*OBJECTIVE:*
Make an exact copy of the entries, and keep any pictures out of it.

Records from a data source
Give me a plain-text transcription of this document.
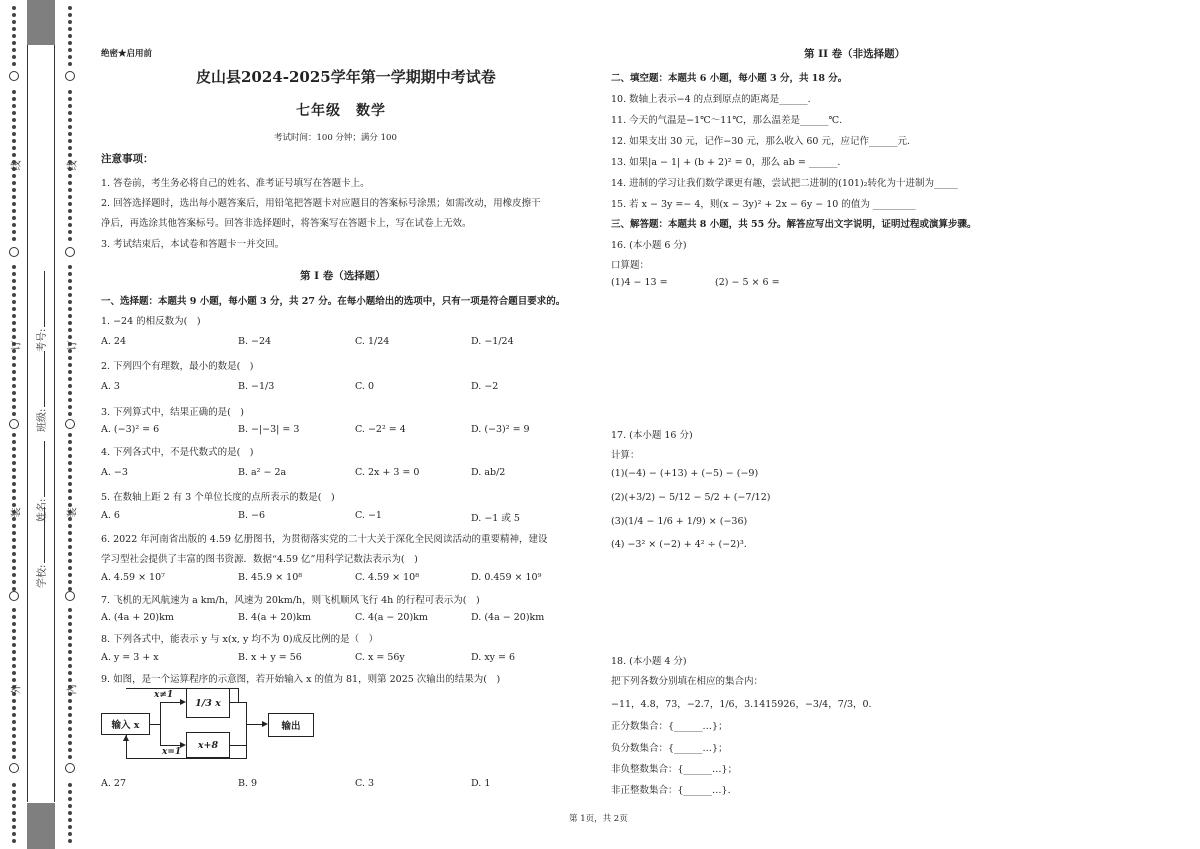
线
订
装
外
线
订
装
内
学校:
姓名:
班级:
考号:
绝密★启用前
皮山县2024-2025学年第一学期期中考试卷
七年级　数学
考试时间：100 分钟；满分 100
注意事项：
1. 答卷前，考生务必将自己的姓名、准考证号填写在答题卡上。
2. 回答选择题时，选出每小题答案后，用铅笔把答题卡对应题目的答案标号涂黑；如需改动，用橡皮擦干
净后，再选涂其他答案标号。回答非选择题时，将答案写在答题卡上，写在试卷上无效。
3. 考试结束后，本试卷和答题卡一并交回。
第 I 卷（选择题）
一、选择题：本题共 9 小题，每小题 3 分，共 27 分。在每小题给出的选项中，只有一项是符合题目要求的。
1. −24 的相反数为(　)
A. 24	B. −24	C. 1/24	D. −1/24
2. 下列四个有理数，最小的数是(　)
A. 3	B. −1/3	C. 0	D. −2
3. 下列算式中，结果正确的是(　)
A. (−3)² = 6	B. −|−3| = 3	C. −2² = 4	D. (−3)² = 9
4. 下列各式中，不是代数式的是(　)
A. −3	B. a² − 2a	C. 2x + 3 = 0	D. ab/2
5. 在数轴上距 2 有 3 个单位长度的点所表示的数是(　)
A. 6	B. −6	C. −1	D. −1 或 5
6. 2022 年河南省出版的 4.59 亿册图书，为贯彻落实党的二十大关于深化全民阅读活动的重要精神，建设
学习型社会提供了丰富的图书资源．数据“4.59 亿”用科学记数法表示为(　)
A. 4.59 × 10⁷	B. 45.9 × 10⁸	C. 4.59 × 10⁸	D. 0.459 × 10⁹
7. 飞机的无风航速为 a km/h，风速为 20km/h，则飞机顺风飞行 4h 的行程可表示为(　)
A. (4a + 20)km	B. 4(a + 20)km	C. 4(a − 20)km	D. (4a − 20)km
8. 下列各式中，能表示 y 与 x(x, y 均不为 0)成反比例的是（　）
A. y = 3 + x	B. x + y = 56	C. x = 56y	D. xy = 6
9. 如图，是一个运算程序的示意图，若开始输入 x 的值为 81，则第 2025 次输出的结果为(　)
输入 x
x≠1
x=1
1/3 x
x+8
输出
A. 27	B. 9	C. 3	D. 1
第 II 卷（非选择题）
二、填空题：本题共 6 小题，每小题 3 分，共 18 分。
10. 数轴上表示−4 的点到原点的距离是______.
11. 今天的气温是−1℃～11℃，那么温差是______℃.
12. 如果支出 30 元，记作−30 元，那么收入 60 元，应记作______元.
13. 如果|a − 1| + (b + 2)² = 0，那么 ab = ______.
14. 进制的学习让我们数学课更有趣，尝试把二进制的(101)₂转化为十进制为_____
15. 若 x − 3y =− 4，则(x − 3y)² + 2x − 6y − 10 的值为 _________
三、解答题：本题共 8 小题，共 55 分。解答应写出文字说明，证明过程或演算步骤。
16. (本小题 6 分)
口算题：
(1)4 − 13 =	(2) − 5 × 6 =
17. (本小题 16 分)
计算：
(1)(−4) − (+13) + (−5) − (−9)
(2)(+3/2) − 5/12 − 5/2 + (−7/12)
(3)(1/4 − 1/6 + 1/9) × (−36)
(4) −3² × (−2) + 4² ÷ (−2)³.
18. (本小题 4 分)
把下列各数分别填在相应的集合内：
−11，4.8，73，−2.7，1/6，3.1415926，−3/4，7/3，0.
正分数集合：{______…}；
负分数集合：{______…}；
非负整数集合：{______…}；
非正整数集合：{______…}.
第 1页，共 2页
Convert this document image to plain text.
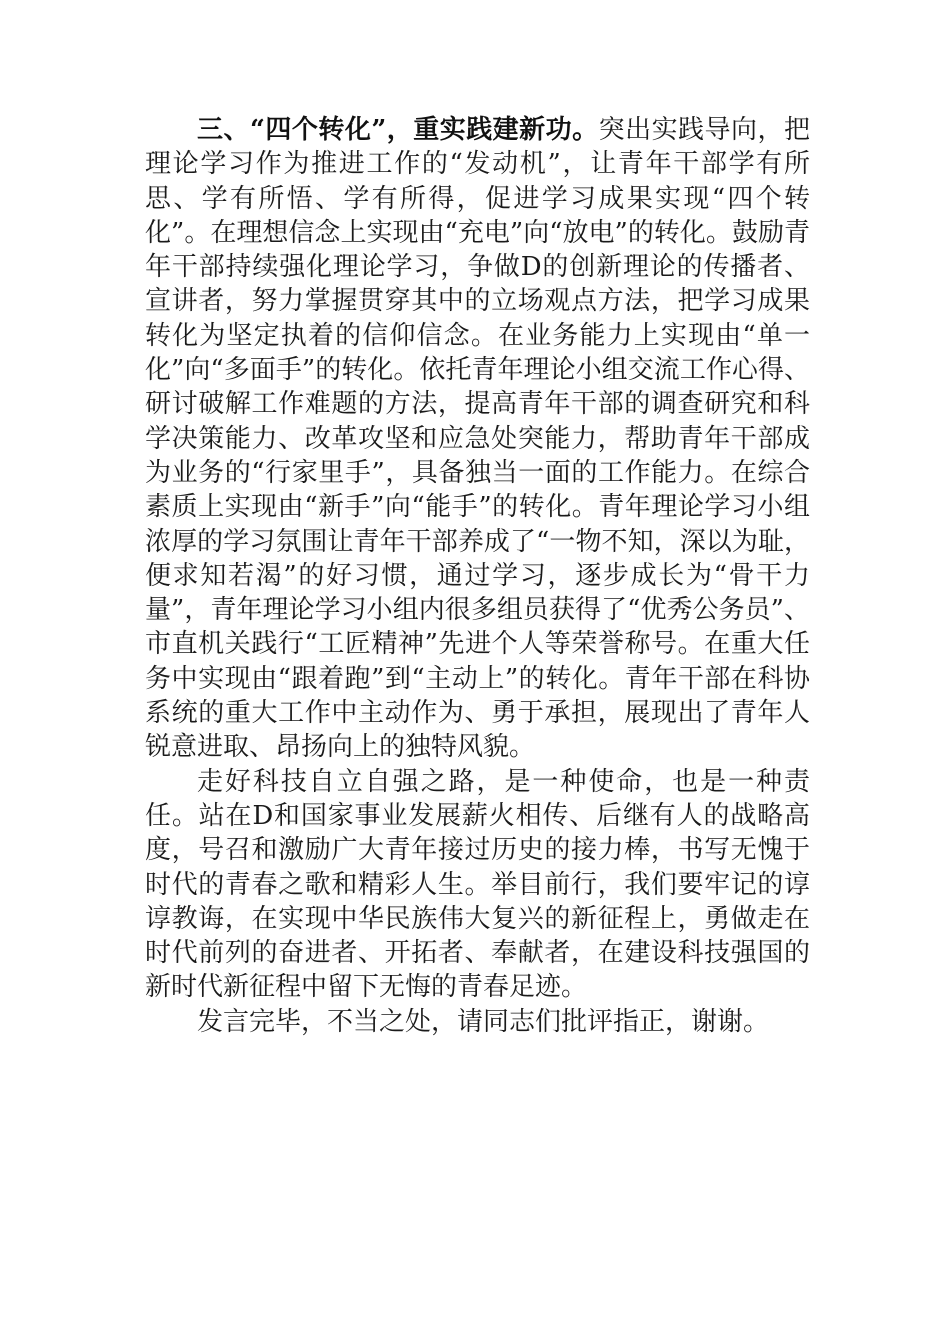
三、“四个转化”，重实践建新功。突出实践导向，把理论学习作为推进工作的“发动机”，让青年干部学有所思、学有所悟、学有所得，促进学习成果实现“四个转化”。在理想信念上实现由“充电”向“放电”的转化。鼓励青年干部持续强化理论学习，争做D的创新理论的传播者、宣讲者，努力掌握贯穿其中的立场观点方法，把学习成果转化为坚定执着的信仰信念。在业务能力上实现由“单一化”向“多面手”的转化。依托青年理论小组交流工作心得、研讨破解工作难题的方法，提高青年干部的调查研究和科学决策能力、改革攻坚和应急处突能力，帮助青年干部成为业务的“行家里手”，具备独当一面的工作能力。在综合素质上实现由“新手”向“能手”的转化。青年理论学习小组浓厚的学习氛围让青年干部养成了“一物不知，深以为耻，便求知若渴”的好习惯，通过学习，逐步成长为“骨干力量”，青年理论学习小组内很多组员获得了“优秀公务员”、市直机关践行“工匠精神”先进个人等荣誉称号。在重大任务中实现由“跟着跑”到“主动上”的转化。青年干部在科协系统的重大工作中主动作为、勇于承担，展现出了青年人锐意进取、昂扬向上的独特风貌。

走好科技自立自强之路，是一种使命，也是一种责任。站在D和国家事业发展薪火相传、后继有人的战略高度，号召和激励广大青年接过历史的接力棒，书写无愧于时代的青春之歌和精彩人生。举目前行，我们要牢记的谆谆教诲，在实现中华民族伟大复兴的新征程上，勇做走在时代前列的奋进者、开拓者、奉献者，在建设科技强国的新时代新征程中留下无悔的青春足迹。

发言完毕，不当之处，请同志们批评指正，谢谢。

*FINISHED ANSWER:*
Give me a plain-text transcription of this document.
线
订
装
外
线
订
装
内
学校:
姓名:
班级:
考号:
绝密★启用前
皮山县2024-2025学年第一学期期中考试卷
七年级　数学
考试时间：100 分钟；满分 100
注意事项：
1. 答卷前，考生务必将自己的姓名、准考证号填写在答题卡上。
2. 回答选择题时，选出每小题答案后，用铅笔把答题卡对应题目的答案标号涂黑；如需改动，用橡皮擦干
净后，再选涂其他答案标号。回答非选择题时，将答案写在答题卡上，写在试卷上无效。
3. 考试结束后，本试卷和答题卡一并交回。
第 I 卷（选择题）
一、选择题：本题共 9 小题，每小题 3 分，共 27 分。在每小题给出的选项中，只有一项是符合题目要求的。
1. −24 的相反数为(　)
A. 24	B. −24	C. 1/24	D. −1/24
2. 下列四个有理数，最小的数是(　)
A. 3	B. −1/3	C. 0	D. −2
3. 下列算式中，结果正确的是(　)
A. (−3)² = 6	B. −|−3| = 3	C. −2² = 4	D. (−3)² = 9
4. 下列各式中，不是代数式的是(　)
A. −3	B. a² − 2a	C. 2x + 3 = 0	D. ab/2
5. 在数轴上距 2 有 3 个单位长度的点所表示的数是(　)
A. 6	B. −6	C. −1	D. −1 或 5
6. 2022 年河南省出版的 4.59 亿册图书，为贯彻落实党的二十大关于深化全民阅读活动的重要精神，建设
学习型社会提供了丰富的图书资源．数据“4.59 亿”用科学记数法表示为(　)
A. 4.59 × 10⁷	B. 45.9 × 10⁸	C. 4.59 × 10⁸	D. 0.459 × 10⁹
7. 飞机的无风航速为 a km/h，风速为 20km/h，则飞机顺风飞行 4h 的行程可表示为(　)
A. (4a + 20)km	B. 4(a + 20)km	C. 4(a − 20)km	D. (4a − 20)km
8. 下列各式中，能表示 y 与 x(x, y 均不为 0)成反比例的是（　）
A. y = 3 + x	B. x + y = 56	C. x = 56y	D. xy = 6
9. 如图，是一个运算程序的示意图，若开始输入 x 的值为 81，则第 2025 次输出的结果为(　)
输入 x
x≠1
x=1
1/3 x
x+8
输出
A. 27	B. 9	C. 3	D. 1
第 II 卷（非选择题）
二、填空题：本题共 6 小题，每小题 3 分，共 18 分。
10. 数轴上表示−4 的点到原点的距离是______.
11. 今天的气温是−1℃～11℃，那么温差是______℃.
12. 如果支出 30 元，记作−30 元，那么收入 60 元，应记作______元.
13. 如果|a − 1| + (b + 2)² = 0，那么 ab = ______.
14. 进制的学习让我们数学课更有趣，尝试把二进制的(101)₂转化为十进制为_____
15. 若 x − 3y =− 4，则(x − 3y)² + 2x − 6y − 10 的值为 _________
三、解答题：本题共 8 小题，共 55 分。解答应写出文字说明，证明过程或演算步骤。
16. (本小题 6 分)
口算题：
(1)4 − 13 =	(2) − 5 × 6 =
17. (本小题 16 分)
计算：
(1)(−4) − (+13) + (−5) − (−9)
(2)(+3/2) − 5/12 − 5/2 + (−7/12)
(3)(1/4 − 1/6 + 1/9) × (−36)
(4) −3² × (−2) + 4² ÷ (−2)³.
18. (本小题 4 分)
把下列各数分别填在相应的集合内：
−11，4.8，73，−2.7，1/6，3.1415926，−3/4，7/3，0.
正分数集合：{______…}；
负分数集合：{______…}；
非负整数集合：{______…}；
非正整数集合：{______…}.
第 1页，共 2页
Convert this document image to plain text.
三、“四个转化”，重实践建新功。突出实践导向，把理论学习作为推进工作的“发动机”，让青年干部学有所思、学有所悟、学有所得，促进学习成果实现“四个转化”。在理想信念上实现由“充电”向“放电”的转化。鼓励青年干部持续强化理论学习，争做D的创新理论的传播者、宣讲者，努力掌握贯穿其中的立场观点方法，把学习成果转化为坚定执着的信仰信念。在业务能力上实现由“单一化”向“多面手”的转化。依托青年理论小组交流工作心得、研讨破解工作难题的方法，提高青年干部的调查研究和科学决策能力、改革攻坚和应急处突能力，帮助青年干部成为业务的“行家里手”，具备独当一面的工作能力。在综合素质上实现由“新手”向“能手”的转化。青年理论学习小组浓厚的学习氛围让青年干部养成了“一物不知，深以为耻，便求知若渴”的好习惯，通过学习，逐步成长为“骨干力量”，青年理论学习小组内很多组员获得了“优秀公务员”、市直机关践行“工匠精神”先进个人等荣誉称号。在重大任务中实现由“跟着跑”到“主动上”的转化。青年干部在科协系统的重大工作中主动作为、勇于承担，展现出了青年人锐意进取、昂扬向上的独特风貌。

走好科技自立自强之路，是一种使命，也是一种责任。站在D和国家事业发展薪火相传、后继有人的战略高度，号召和激励广大青年接过历史的接力棒，书写无愧于时代的青春之歌和精彩人生。举目前行，我们要牢记的谆谆教诲，在实现中华民族伟大复兴的新征程上，勇做走在时代前列的奋进者、开拓者、奉献者，在建设科技强国的新时代新征程中留下无悔的青春足迹。

发言完毕，不当之处，请同志们批评指正，谢谢。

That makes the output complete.